Arrange the lines from the very first one up to and including the line with "printer-icon[interactable] bbox=[366, 61, 387, 81]" as a JSON list of strings, one string per line, with any blank lines left out.

======

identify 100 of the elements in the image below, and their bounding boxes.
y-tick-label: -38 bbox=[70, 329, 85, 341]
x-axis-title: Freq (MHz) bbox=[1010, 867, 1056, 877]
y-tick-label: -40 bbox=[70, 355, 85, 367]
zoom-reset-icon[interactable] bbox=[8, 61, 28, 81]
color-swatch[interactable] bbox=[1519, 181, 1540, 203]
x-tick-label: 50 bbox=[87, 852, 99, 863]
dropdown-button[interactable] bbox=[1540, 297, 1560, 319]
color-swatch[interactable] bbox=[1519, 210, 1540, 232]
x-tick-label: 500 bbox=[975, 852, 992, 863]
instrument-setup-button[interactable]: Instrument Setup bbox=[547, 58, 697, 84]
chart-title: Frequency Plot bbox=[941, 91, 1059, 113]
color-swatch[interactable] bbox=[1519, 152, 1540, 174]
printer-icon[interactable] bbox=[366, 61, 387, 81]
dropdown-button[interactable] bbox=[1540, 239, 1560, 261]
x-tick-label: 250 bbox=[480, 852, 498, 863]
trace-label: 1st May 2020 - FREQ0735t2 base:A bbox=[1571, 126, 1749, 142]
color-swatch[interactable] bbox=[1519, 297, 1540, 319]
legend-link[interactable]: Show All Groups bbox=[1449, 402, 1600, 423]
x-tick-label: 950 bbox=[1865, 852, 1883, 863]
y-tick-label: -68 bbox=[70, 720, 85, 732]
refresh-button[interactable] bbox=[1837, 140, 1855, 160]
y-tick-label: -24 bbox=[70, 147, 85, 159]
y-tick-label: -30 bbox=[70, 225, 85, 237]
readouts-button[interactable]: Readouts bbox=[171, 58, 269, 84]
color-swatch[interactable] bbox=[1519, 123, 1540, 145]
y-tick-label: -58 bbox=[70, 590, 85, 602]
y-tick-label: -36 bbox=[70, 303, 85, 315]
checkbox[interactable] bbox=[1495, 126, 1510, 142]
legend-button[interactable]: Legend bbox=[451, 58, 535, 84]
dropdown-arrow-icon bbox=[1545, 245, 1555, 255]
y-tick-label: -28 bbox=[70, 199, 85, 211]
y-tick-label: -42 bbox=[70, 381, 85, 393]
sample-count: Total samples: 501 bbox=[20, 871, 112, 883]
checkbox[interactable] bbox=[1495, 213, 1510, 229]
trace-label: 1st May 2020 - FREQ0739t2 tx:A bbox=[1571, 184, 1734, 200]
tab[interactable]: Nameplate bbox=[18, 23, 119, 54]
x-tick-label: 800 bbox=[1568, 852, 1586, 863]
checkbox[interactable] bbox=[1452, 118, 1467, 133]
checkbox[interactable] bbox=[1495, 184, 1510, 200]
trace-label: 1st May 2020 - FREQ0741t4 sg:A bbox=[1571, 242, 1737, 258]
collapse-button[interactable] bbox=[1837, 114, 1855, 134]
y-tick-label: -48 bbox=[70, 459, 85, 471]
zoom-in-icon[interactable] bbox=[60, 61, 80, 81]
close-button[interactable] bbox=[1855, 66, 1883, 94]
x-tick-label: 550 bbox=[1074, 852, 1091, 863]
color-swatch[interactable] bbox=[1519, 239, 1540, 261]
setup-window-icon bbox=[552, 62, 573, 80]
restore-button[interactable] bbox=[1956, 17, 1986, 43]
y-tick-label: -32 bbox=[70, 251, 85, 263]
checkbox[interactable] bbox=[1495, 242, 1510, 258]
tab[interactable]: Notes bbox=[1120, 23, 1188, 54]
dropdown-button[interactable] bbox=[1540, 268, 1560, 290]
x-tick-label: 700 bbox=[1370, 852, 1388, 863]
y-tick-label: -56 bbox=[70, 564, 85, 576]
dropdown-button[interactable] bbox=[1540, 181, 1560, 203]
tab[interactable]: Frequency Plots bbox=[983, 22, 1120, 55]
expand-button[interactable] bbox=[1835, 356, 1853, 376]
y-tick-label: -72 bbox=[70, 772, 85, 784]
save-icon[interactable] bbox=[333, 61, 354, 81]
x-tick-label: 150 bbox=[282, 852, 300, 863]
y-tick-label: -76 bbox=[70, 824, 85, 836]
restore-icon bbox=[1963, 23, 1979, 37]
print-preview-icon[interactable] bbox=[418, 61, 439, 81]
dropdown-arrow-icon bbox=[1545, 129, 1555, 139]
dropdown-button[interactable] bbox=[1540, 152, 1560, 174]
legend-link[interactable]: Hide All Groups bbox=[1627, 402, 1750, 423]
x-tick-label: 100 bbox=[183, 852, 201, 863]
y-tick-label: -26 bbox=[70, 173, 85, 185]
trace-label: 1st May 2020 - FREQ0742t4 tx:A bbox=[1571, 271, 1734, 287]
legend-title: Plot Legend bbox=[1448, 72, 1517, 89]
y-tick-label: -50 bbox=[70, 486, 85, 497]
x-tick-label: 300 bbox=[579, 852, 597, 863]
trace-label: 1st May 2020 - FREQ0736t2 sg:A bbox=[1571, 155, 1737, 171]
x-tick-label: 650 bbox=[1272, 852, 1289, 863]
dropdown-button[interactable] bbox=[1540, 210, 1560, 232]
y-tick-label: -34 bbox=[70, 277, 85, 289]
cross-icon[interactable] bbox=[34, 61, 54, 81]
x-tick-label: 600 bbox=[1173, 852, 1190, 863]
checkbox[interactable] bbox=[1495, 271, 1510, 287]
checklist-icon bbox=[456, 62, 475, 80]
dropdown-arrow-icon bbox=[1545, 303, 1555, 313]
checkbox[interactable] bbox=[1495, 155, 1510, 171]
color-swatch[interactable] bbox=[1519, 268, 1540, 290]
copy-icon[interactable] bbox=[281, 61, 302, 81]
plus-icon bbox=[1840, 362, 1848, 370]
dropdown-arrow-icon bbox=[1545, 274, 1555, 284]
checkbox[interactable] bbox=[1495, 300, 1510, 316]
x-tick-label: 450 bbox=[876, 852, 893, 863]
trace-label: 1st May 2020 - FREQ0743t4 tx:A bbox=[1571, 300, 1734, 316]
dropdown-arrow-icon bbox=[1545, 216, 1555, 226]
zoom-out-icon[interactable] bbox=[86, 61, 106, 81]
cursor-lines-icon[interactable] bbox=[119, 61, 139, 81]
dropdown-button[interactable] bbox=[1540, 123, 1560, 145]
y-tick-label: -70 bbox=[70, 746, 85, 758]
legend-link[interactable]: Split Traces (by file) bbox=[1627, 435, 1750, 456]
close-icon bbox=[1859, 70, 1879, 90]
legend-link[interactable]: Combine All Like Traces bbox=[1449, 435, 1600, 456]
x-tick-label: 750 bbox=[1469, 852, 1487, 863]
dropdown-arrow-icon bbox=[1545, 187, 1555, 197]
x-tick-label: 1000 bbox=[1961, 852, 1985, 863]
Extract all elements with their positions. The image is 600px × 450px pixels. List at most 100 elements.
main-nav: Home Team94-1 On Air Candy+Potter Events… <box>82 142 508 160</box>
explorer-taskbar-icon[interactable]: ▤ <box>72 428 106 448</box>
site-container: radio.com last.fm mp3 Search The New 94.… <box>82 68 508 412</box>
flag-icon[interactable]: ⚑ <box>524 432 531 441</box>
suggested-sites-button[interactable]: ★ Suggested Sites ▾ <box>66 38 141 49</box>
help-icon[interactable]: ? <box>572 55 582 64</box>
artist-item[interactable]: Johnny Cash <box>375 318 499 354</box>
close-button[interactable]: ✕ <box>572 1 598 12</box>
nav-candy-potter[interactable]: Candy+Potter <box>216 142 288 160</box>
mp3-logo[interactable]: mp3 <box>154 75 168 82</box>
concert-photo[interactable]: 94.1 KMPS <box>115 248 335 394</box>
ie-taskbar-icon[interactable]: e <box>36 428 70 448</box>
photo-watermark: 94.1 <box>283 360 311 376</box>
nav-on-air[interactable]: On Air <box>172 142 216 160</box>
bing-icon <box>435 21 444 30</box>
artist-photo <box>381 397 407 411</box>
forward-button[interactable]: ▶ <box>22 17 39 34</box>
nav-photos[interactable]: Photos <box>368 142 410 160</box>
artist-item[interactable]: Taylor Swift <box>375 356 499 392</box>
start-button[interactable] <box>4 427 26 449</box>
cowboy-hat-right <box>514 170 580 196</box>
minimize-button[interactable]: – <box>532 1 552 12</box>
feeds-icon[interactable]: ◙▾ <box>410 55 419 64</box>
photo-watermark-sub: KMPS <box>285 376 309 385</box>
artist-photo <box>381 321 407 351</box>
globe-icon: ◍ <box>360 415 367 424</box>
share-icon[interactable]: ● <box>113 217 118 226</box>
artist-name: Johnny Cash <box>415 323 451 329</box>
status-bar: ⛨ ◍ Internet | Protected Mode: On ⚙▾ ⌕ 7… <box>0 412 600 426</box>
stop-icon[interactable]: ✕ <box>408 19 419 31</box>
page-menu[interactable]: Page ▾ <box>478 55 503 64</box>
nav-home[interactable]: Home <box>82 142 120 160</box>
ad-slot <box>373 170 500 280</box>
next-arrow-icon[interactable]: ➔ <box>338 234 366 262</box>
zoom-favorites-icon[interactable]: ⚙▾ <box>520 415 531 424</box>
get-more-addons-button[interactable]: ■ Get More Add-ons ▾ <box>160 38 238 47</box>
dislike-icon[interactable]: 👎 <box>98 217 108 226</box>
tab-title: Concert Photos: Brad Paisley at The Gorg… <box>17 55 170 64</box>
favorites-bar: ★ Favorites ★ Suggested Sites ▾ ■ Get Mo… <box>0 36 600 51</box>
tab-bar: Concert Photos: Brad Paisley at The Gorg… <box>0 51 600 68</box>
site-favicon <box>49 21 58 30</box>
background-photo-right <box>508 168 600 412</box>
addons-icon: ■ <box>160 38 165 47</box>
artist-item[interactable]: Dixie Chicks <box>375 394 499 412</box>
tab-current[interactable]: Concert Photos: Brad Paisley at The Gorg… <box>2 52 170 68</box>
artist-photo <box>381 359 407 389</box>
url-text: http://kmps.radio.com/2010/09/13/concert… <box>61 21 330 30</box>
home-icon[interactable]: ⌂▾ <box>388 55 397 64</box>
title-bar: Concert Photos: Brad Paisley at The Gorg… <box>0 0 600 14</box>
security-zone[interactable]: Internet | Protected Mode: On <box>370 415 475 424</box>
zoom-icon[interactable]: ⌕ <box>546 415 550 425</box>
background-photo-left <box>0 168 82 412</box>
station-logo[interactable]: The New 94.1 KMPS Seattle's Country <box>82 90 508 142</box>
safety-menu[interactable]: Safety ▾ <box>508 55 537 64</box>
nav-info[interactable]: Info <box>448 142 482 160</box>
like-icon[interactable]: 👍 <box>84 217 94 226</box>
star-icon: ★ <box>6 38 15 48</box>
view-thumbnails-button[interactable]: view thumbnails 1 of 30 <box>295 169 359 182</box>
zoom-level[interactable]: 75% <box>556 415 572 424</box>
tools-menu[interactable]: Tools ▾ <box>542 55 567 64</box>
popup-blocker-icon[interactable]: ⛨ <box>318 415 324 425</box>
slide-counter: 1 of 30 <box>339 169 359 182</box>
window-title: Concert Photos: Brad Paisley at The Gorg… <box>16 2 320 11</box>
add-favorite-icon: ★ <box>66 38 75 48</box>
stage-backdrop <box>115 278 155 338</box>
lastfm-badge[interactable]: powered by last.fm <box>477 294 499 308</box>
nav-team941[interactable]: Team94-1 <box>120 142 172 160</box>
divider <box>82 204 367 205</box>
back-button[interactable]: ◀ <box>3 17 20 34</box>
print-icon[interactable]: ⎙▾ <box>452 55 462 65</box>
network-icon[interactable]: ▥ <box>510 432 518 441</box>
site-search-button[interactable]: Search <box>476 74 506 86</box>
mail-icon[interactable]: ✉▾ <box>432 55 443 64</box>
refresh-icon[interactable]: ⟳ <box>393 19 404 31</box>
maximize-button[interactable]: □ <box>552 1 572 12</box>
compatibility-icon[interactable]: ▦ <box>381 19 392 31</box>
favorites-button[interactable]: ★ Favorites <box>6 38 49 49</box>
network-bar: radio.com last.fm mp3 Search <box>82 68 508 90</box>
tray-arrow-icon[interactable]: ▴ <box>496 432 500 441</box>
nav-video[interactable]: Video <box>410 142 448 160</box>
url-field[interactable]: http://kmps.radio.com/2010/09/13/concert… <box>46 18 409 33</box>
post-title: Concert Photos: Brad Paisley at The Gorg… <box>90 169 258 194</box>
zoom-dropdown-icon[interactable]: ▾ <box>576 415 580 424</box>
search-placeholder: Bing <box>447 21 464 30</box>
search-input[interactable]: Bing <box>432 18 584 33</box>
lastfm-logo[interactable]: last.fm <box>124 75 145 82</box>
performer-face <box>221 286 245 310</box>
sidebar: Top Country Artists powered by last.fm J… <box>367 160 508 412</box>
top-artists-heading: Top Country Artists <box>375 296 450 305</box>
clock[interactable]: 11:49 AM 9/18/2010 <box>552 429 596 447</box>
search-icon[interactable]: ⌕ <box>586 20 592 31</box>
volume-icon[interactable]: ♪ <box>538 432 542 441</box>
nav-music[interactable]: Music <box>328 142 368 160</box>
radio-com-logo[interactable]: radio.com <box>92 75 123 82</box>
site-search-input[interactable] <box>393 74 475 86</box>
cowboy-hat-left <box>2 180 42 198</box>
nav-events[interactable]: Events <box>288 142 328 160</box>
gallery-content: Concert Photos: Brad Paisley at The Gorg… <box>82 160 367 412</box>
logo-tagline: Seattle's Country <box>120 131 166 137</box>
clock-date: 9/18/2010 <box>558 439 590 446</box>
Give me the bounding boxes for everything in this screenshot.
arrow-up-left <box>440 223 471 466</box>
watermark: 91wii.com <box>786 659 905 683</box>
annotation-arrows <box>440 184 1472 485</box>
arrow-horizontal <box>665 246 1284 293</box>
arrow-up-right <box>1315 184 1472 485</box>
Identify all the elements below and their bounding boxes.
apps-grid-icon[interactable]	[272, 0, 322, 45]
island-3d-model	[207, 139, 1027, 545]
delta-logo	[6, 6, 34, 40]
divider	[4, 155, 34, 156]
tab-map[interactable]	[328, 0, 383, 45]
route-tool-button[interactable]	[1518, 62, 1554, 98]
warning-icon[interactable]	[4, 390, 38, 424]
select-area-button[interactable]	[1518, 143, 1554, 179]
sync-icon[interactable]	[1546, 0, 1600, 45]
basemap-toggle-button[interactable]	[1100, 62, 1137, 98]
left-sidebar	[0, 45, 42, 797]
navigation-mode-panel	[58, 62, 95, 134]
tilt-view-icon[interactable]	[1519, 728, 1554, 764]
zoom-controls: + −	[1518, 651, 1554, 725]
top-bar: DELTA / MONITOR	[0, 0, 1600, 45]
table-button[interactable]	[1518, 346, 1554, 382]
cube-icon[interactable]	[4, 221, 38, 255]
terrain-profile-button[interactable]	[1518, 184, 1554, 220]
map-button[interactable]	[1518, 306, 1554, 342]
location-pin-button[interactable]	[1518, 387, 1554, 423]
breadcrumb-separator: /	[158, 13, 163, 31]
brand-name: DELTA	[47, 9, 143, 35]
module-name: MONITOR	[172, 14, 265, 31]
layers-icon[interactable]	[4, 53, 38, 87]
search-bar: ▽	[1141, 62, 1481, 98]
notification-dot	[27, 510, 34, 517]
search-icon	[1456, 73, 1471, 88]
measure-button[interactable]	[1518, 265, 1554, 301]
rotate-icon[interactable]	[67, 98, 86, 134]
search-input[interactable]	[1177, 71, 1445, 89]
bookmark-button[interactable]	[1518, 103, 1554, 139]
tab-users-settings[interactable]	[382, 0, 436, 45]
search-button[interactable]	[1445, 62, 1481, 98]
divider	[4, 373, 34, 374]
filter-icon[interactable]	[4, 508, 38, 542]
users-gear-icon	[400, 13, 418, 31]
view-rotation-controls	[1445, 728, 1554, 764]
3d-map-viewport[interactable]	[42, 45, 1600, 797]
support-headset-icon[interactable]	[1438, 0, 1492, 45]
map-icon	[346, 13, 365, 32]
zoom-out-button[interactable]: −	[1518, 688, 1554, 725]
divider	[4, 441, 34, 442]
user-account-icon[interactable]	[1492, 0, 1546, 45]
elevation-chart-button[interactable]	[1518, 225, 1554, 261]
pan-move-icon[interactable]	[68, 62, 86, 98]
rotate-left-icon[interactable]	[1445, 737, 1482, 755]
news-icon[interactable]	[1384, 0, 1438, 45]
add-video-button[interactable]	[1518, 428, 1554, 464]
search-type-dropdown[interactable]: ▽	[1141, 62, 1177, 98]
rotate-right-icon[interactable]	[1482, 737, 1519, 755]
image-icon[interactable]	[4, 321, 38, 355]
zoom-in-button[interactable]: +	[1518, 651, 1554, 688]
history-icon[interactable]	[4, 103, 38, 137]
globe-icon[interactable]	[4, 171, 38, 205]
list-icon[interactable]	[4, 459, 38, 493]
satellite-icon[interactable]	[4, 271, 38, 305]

======

» Written answer:
[
  "identify 100 of the elements in the image below, and their bounding boxes.",
  "y-tick-label: -38 bbox=[70, 329, 85, 341]",
  "x-axis-title: Freq (MHz) bbox=[1010, 867, 1056, 877]",
  "y-tick-label: -40 bbox=[70, 355, 85, 367]",
  "zoom-reset-icon[interactable] bbox=[8, 61, 28, 81]",
  "color-swatch[interactable] bbox=[1519, 181, 1540, 203]",
  "x-tick-label: 50 bbox=[87, 852, 99, 863]",
  "dropdown-button[interactable] bbox=[1540, 297, 1560, 319]",
  "color-swatch[interactable] bbox=[1519, 210, 1540, 232]",
  "x-tick-label: 500 bbox=[975, 852, 992, 863]",
  "instrument-setup-button[interactable]: Instrument Setup bbox=[547, 58, 697, 84]",
  "chart-title: Frequency Plot bbox=[941, 91, 1059, 113]",
  "color-swatch[interactable] bbox=[1519, 152, 1540, 174]",
  "printer-icon[interactable] bbox=[366, 61, 387, 81]"
]